Records from a collection of figures
+---+

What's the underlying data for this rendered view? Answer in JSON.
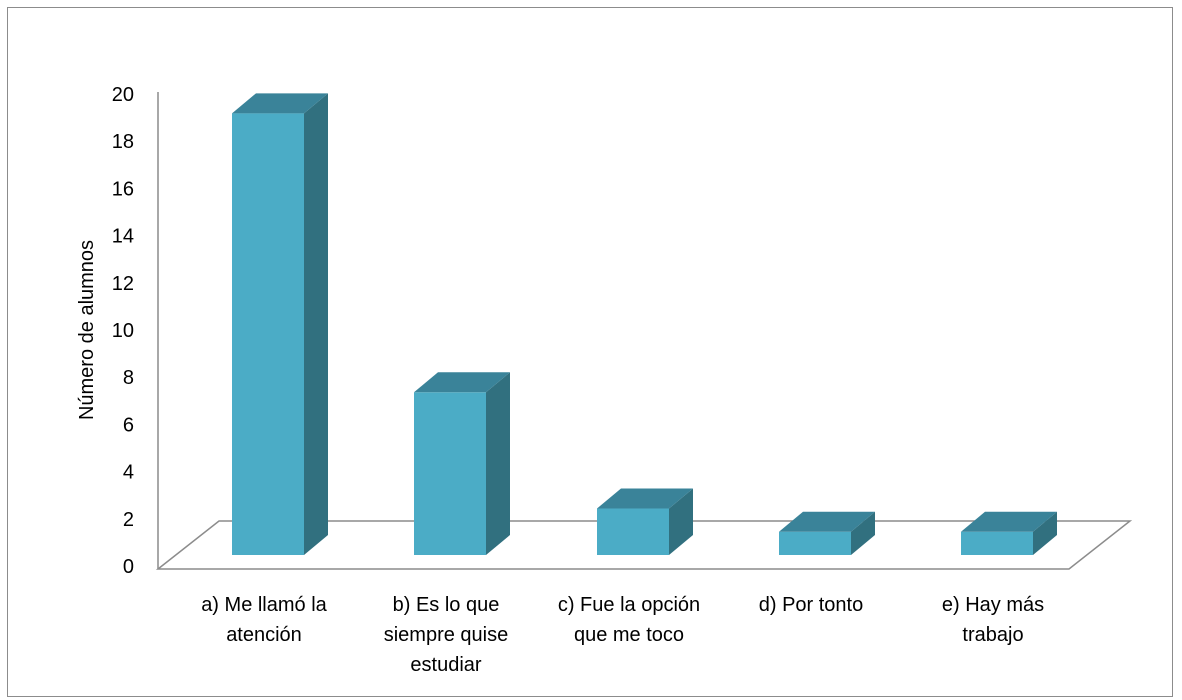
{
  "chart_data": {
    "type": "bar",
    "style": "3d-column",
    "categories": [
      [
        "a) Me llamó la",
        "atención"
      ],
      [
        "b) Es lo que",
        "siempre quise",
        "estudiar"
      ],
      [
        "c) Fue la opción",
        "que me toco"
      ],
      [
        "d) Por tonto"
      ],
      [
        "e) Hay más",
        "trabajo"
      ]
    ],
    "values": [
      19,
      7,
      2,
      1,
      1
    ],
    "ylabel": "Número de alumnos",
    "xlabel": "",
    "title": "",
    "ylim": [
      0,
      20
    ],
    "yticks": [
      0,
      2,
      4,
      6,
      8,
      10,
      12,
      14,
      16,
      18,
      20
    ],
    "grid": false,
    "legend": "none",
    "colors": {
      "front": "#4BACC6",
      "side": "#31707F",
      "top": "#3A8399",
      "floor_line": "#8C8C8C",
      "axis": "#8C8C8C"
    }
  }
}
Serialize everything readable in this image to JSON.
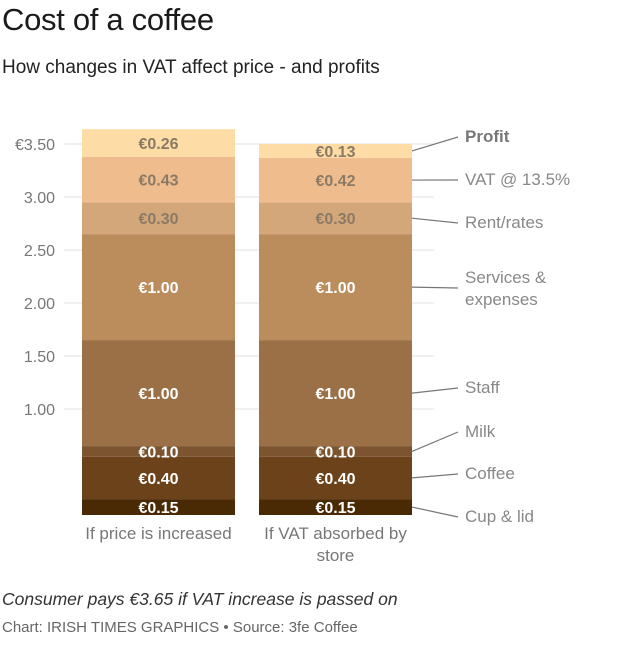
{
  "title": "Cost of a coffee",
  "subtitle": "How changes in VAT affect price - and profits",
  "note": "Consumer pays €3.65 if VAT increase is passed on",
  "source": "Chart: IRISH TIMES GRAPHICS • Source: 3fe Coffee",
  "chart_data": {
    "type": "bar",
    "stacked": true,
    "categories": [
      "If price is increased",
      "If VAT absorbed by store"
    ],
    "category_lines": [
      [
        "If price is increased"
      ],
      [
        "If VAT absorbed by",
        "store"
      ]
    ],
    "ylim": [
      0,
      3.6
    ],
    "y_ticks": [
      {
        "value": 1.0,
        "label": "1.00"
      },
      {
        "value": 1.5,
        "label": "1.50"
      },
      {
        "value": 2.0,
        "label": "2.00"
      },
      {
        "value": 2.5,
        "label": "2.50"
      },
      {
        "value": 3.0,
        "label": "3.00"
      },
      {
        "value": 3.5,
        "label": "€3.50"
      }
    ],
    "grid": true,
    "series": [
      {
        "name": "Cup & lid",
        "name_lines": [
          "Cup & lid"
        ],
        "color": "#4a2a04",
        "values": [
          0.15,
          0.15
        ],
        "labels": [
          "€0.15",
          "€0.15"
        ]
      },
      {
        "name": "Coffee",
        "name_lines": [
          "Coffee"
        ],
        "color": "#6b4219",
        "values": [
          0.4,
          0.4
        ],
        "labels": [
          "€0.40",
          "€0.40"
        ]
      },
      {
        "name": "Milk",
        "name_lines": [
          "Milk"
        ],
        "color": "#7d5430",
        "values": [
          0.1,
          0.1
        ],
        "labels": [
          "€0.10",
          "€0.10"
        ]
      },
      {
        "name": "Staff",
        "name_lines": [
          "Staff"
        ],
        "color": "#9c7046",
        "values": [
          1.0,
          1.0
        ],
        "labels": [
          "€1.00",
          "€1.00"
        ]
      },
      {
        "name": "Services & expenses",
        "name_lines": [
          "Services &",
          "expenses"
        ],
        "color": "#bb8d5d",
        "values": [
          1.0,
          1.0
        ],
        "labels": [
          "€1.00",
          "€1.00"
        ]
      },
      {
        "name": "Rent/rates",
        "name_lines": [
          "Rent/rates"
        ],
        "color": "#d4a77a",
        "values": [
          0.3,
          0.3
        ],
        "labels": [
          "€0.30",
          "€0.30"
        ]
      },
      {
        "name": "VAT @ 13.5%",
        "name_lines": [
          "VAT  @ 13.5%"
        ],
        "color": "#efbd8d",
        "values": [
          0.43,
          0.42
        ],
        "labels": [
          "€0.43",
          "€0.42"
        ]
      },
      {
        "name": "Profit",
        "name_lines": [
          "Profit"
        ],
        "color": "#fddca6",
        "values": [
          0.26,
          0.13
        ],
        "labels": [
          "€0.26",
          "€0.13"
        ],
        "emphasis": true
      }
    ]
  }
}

+---+

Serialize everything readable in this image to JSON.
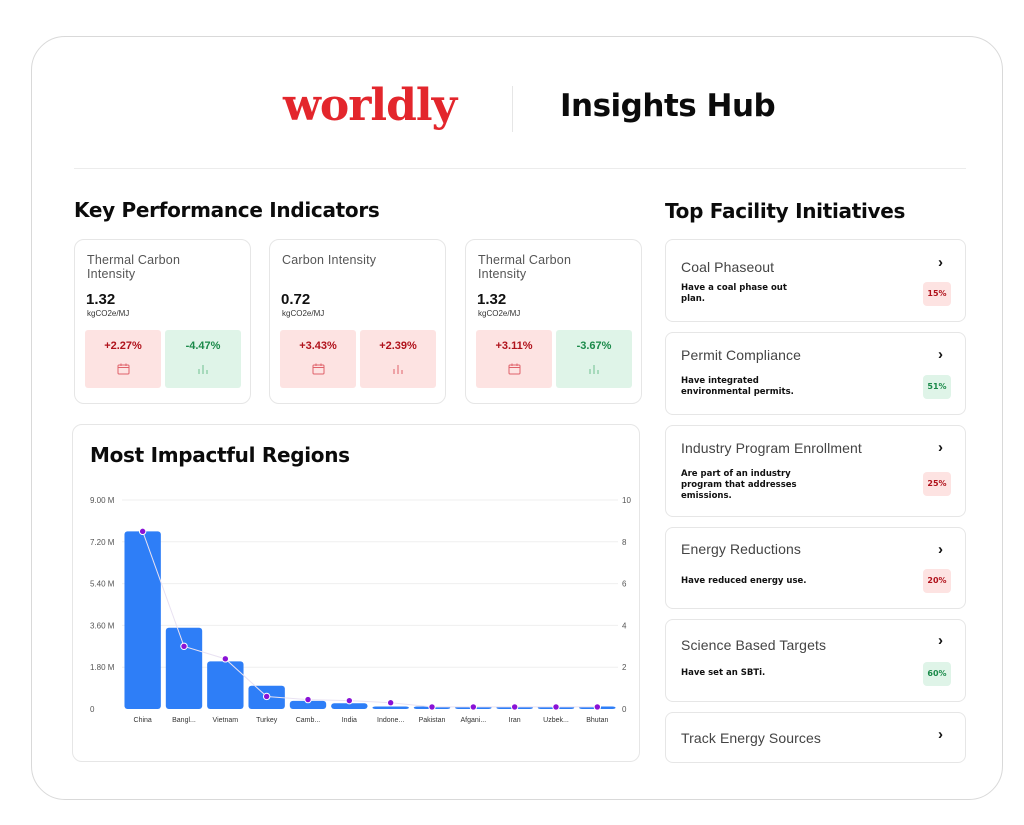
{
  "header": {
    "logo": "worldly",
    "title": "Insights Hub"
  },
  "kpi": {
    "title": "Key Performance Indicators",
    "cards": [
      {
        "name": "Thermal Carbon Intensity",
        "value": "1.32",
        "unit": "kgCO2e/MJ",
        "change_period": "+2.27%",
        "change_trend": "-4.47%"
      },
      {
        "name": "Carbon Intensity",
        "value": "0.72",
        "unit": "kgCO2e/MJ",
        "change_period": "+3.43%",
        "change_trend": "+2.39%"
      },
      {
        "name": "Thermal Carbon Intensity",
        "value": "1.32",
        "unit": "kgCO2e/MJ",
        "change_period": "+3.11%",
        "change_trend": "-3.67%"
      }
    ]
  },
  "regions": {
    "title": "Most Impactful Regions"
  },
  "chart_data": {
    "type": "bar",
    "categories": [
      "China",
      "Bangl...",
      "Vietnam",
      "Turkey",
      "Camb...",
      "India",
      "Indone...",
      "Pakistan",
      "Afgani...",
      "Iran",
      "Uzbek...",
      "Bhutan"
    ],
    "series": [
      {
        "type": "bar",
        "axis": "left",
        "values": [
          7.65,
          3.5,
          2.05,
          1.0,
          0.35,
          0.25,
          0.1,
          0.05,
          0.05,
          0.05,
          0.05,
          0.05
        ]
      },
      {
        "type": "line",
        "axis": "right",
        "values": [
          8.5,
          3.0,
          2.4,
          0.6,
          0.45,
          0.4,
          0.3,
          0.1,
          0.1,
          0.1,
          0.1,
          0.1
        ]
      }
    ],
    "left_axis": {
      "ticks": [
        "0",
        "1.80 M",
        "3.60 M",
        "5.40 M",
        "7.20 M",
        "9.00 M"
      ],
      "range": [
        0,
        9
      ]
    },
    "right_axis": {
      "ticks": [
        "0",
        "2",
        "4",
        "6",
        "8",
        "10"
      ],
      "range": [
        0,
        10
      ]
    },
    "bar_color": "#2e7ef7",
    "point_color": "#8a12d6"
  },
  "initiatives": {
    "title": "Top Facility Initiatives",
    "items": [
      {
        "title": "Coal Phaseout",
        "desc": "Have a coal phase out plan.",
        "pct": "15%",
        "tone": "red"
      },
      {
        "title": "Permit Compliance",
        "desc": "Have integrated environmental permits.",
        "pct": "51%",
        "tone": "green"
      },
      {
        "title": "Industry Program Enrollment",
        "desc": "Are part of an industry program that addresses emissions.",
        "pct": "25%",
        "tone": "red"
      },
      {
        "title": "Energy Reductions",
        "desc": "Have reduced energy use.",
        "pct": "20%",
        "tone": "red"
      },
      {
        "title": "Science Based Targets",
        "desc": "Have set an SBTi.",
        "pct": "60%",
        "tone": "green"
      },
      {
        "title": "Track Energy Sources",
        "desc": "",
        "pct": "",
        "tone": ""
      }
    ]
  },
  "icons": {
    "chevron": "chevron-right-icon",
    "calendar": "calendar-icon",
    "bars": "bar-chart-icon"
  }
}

+---+

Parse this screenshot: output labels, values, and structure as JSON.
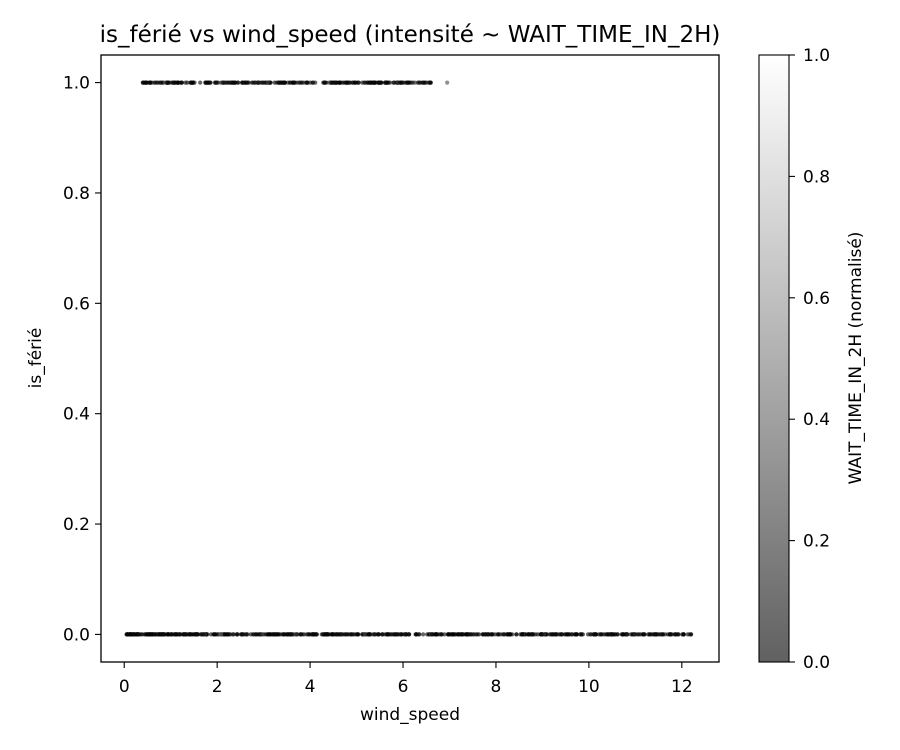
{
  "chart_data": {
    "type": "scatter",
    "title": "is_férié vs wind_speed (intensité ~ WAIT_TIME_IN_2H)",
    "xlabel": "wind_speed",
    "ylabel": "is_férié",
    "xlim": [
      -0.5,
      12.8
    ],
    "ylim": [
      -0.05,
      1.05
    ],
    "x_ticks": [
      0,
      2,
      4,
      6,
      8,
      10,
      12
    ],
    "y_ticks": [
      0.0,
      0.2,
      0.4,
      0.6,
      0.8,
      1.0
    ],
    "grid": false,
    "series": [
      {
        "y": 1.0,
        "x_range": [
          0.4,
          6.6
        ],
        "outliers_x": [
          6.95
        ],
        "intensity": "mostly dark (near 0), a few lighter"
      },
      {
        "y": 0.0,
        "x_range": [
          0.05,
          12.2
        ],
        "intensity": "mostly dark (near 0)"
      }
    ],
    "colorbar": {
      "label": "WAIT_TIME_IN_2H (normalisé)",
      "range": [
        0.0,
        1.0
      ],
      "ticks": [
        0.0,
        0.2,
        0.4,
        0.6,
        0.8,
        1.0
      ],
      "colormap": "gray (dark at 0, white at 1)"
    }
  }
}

+---+

Task: Show each line of the listing that holds the string "desc".

Solution for this task:
        "desc": "Have a coal phase out plan.",
        "desc": "Have integrated environmental permits.",
        "desc": "Are part of an industry program that addresses emissions.",
        "desc": "Have reduced energy use.",
        "desc": "Have set an SBTi.",
        "desc": "",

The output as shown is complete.